Work to complete: In the following material, identify every line holding the string "color" and return it.

## START Information supplied

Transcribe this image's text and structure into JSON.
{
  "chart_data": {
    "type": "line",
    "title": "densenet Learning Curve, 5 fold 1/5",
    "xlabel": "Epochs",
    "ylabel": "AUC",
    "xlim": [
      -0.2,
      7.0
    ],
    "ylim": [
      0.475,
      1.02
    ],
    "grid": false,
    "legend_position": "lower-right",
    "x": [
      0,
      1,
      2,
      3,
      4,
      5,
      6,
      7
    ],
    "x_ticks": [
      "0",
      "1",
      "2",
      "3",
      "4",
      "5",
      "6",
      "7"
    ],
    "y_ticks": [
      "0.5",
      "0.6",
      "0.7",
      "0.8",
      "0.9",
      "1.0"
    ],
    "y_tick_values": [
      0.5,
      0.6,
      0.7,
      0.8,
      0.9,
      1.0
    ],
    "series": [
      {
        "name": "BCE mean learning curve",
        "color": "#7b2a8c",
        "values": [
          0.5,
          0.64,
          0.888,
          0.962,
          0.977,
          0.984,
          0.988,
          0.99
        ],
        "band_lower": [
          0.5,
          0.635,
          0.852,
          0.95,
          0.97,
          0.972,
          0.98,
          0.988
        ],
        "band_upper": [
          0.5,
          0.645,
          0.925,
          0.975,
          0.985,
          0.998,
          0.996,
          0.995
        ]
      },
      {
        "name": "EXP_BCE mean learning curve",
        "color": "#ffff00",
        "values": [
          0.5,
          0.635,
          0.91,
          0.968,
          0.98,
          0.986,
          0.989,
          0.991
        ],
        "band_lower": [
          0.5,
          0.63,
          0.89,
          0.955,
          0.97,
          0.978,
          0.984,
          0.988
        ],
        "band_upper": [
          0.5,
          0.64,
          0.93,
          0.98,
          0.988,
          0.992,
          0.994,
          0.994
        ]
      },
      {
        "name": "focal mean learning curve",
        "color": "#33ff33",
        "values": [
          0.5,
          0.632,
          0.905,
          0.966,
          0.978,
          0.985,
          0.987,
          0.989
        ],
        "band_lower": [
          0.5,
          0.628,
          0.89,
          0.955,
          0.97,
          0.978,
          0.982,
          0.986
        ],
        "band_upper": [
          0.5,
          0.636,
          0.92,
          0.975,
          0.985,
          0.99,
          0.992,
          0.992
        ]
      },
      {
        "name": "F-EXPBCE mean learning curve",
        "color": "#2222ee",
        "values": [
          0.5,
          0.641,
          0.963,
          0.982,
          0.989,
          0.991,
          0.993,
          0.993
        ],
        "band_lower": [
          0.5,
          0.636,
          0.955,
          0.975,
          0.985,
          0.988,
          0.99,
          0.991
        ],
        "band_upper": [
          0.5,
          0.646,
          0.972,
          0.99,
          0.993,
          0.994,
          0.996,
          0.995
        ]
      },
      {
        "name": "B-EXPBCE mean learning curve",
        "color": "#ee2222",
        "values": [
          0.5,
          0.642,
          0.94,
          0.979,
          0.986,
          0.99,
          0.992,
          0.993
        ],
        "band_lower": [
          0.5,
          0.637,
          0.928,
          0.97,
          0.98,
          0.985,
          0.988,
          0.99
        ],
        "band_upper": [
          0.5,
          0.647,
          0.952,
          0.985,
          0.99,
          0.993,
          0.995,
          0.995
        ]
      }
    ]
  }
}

## END Information supplied

Finished answer:
        "color": "#7b2a8c",
        "color": "#ffff00",
        "color": "#33ff33",
        "color": "#2222ee",
        "color": "#ee2222",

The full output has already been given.